_Work to be completed_.
Only the lines holding the string "images" are needed. Copy each one.

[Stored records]
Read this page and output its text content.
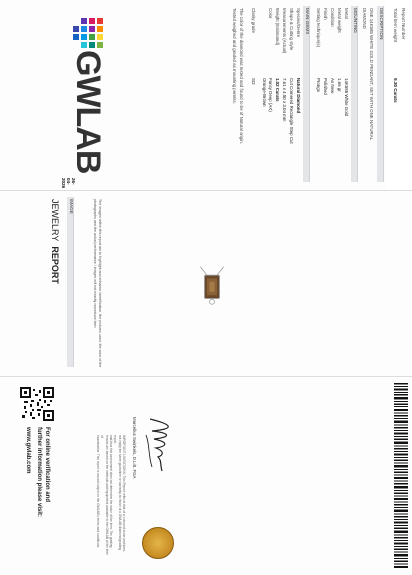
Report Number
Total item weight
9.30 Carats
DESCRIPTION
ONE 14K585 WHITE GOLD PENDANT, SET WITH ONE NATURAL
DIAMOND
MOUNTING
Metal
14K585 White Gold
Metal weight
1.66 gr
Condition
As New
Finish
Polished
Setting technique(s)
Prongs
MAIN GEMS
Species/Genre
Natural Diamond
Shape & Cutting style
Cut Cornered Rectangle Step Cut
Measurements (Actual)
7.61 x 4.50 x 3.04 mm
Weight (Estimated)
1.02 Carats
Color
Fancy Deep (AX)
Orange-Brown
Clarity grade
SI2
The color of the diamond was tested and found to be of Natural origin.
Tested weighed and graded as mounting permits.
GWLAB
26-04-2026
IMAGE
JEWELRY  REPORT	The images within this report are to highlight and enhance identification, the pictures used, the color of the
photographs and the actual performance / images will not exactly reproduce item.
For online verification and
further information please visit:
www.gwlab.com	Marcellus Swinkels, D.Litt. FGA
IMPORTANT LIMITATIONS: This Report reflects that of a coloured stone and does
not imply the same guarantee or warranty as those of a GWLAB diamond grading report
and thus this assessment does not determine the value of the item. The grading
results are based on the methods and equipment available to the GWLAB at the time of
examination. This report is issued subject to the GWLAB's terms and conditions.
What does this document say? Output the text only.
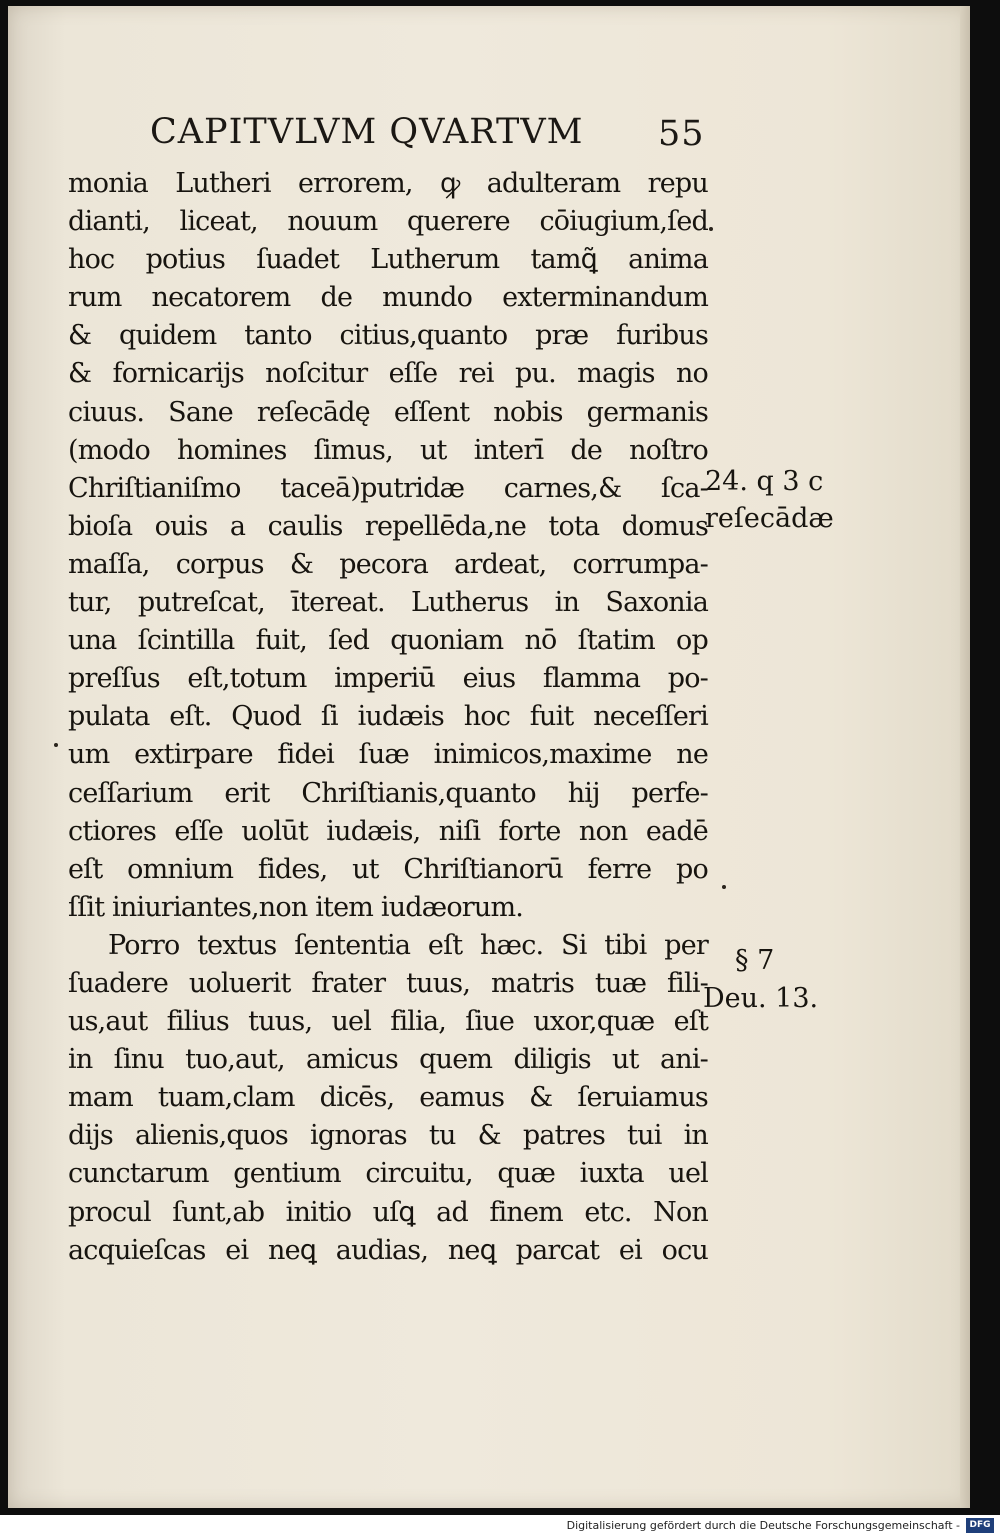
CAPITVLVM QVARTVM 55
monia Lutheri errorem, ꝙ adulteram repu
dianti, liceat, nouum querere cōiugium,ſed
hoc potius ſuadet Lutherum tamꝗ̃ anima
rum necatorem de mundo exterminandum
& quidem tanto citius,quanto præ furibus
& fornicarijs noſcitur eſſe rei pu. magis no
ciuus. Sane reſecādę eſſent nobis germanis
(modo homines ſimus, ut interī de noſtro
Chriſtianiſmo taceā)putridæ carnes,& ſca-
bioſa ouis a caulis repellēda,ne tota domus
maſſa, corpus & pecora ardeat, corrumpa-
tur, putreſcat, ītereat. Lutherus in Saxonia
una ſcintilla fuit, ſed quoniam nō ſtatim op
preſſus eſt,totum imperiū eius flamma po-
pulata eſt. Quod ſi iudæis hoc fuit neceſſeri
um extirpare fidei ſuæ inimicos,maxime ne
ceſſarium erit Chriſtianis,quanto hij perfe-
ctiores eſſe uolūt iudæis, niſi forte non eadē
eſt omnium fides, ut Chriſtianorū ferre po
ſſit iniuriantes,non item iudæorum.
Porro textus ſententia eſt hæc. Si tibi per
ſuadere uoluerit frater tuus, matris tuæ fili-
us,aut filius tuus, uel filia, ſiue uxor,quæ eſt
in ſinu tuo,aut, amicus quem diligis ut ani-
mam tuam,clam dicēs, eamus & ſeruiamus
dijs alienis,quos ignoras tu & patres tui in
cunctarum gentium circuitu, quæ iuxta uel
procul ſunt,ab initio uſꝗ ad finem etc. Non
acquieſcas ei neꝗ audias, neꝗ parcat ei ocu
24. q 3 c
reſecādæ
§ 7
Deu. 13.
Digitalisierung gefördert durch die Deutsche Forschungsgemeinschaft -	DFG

_Reply to the task_.
JEWELRY  REPORT	The images within this report are to highlight and enhance identification, the pictures used, the color of the
photographs and the actual performance / images will not exactly reproduce item.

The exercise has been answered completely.